-------- Material supplied

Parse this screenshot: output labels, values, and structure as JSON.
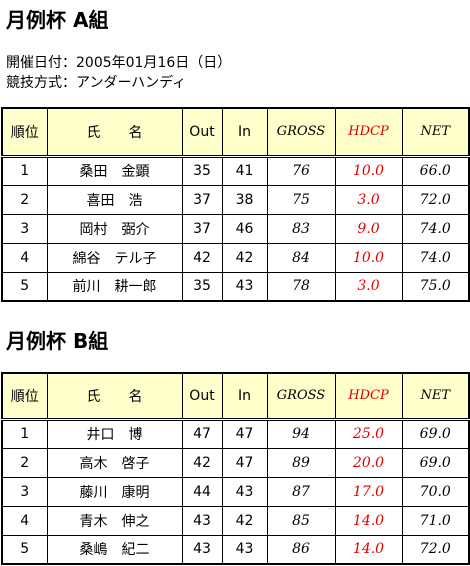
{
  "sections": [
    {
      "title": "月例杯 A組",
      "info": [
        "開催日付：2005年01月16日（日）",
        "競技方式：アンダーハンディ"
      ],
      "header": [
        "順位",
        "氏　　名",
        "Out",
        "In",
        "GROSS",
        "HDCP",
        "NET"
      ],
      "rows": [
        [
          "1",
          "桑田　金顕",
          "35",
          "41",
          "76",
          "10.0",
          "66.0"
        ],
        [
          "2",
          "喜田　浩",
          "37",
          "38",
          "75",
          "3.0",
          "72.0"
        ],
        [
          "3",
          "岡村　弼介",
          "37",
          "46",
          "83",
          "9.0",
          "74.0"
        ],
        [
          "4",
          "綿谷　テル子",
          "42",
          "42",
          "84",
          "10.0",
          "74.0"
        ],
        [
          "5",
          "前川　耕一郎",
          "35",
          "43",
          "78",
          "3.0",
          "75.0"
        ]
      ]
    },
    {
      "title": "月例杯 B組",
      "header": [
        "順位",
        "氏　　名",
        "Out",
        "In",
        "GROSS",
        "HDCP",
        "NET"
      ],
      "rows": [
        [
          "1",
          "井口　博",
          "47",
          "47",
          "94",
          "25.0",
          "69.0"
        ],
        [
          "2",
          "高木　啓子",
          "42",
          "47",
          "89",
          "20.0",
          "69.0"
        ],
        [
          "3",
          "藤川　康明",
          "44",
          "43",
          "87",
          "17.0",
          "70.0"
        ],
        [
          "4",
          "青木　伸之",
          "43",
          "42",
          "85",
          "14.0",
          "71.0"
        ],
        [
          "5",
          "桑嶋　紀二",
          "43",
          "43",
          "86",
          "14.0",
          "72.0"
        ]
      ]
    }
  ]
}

----------------

### [Exercise aim]
Copy the whole listing above word for word but do not carry over the pictures.

### [Written solution]
Parse this screenshot: output labels, values, and structure as JSON.
{
  "sections": [
    {
      "title": "月例杯 A組",
      "info": [
        "開催日付：2005年01月16日（日）",
        "競技方式：アンダーハンディ"
      ],
      "header": [
        "順位",
        "氏　　名",
        "Out",
        "In",
        "GROSS",
        "HDCP",
        "NET"
      ],
      "rows": [
        [
          "1",
          "桑田　金顕",
          "35",
          "41",
          "76",
          "10.0",
          "66.0"
        ],
        [
          "2",
          "喜田　浩",
          "37",
          "38",
          "75",
          "3.0",
          "72.0"
        ],
        [
          "3",
          "岡村　弼介",
          "37",
          "46",
          "83",
          "9.0",
          "74.0"
        ],
        [
          "4",
          "綿谷　テル子",
          "42",
          "42",
          "84",
          "10.0",
          "74.0"
        ],
        [
          "5",
          "前川　耕一郎",
          "35",
          "43",
          "78",
          "3.0",
          "75.0"
        ]
      ]
    },
    {
      "title": "月例杯 B組",
      "header": [
        "順位",
        "氏　　名",
        "Out",
        "In",
        "GROSS",
        "HDCP",
        "NET"
      ],
      "rows": [
        [
          "1",
          "井口　博",
          "47",
          "47",
          "94",
          "25.0",
          "69.0"
        ],
        [
          "2",
          "高木　啓子",
          "42",
          "47",
          "89",
          "20.0",
          "69.0"
        ],
        [
          "3",
          "藤川　康明",
          "44",
          "43",
          "87",
          "17.0",
          "70.0"
        ],
        [
          "4",
          "青木　伸之",
          "43",
          "42",
          "85",
          "14.0",
          "71.0"
        ],
        [
          "5",
          "桑嶋　紀二",
          "43",
          "43",
          "86",
          "14.0",
          "72.0"
        ]
      ]
    }
  ]
}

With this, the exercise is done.